▸ Exercise objective: Copy every line of the entries that includes the word "contre".

▸ Task input:
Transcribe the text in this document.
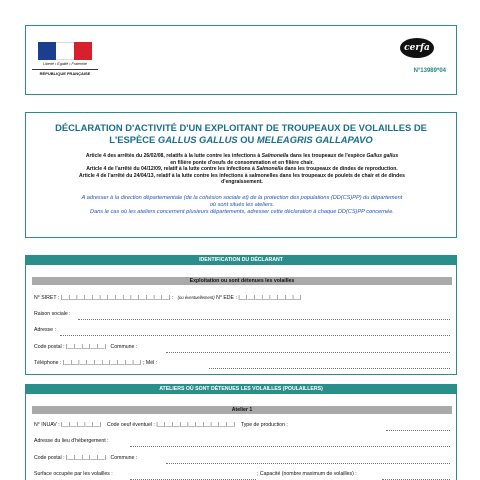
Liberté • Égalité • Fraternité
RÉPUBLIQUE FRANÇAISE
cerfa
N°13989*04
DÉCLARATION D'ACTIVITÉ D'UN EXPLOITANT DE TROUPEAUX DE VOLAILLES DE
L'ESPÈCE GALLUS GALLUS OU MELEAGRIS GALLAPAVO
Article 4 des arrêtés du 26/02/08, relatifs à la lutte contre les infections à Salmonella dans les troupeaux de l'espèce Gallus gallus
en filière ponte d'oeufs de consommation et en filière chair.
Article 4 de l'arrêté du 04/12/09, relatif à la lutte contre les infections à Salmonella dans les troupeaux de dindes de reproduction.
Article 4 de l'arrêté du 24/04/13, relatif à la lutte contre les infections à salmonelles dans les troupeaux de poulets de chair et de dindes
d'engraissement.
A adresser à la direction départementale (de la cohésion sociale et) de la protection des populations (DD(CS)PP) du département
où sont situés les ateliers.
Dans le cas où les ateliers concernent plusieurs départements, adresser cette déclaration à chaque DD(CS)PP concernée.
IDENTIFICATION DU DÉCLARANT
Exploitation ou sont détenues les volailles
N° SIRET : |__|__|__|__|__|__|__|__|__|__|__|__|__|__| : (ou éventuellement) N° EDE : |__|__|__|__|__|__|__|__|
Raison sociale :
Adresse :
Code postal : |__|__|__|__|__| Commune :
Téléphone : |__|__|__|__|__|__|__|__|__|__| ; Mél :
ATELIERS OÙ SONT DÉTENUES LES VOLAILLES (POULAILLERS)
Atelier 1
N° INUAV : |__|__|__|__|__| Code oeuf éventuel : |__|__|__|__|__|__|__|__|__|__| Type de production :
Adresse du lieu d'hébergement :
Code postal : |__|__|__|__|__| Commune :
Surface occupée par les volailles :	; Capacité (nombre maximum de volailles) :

▸ Exercise response:
Article 4 des arrêtés du 26/02/08, relatifs à la lutte contre les infections à Salmonella dans les troupeaux de l'espèce Gallus gallus
Article 4 de l'arrêté du 04/12/09, relatif à la lutte contre les infections à Salmonella dans les troupeaux de dindes de reproduction.
Article 4 de l'arrêté du 24/04/13, relatif à la lutte contre les infections à salmonelles dans les troupeaux de poulets de chair et de dindes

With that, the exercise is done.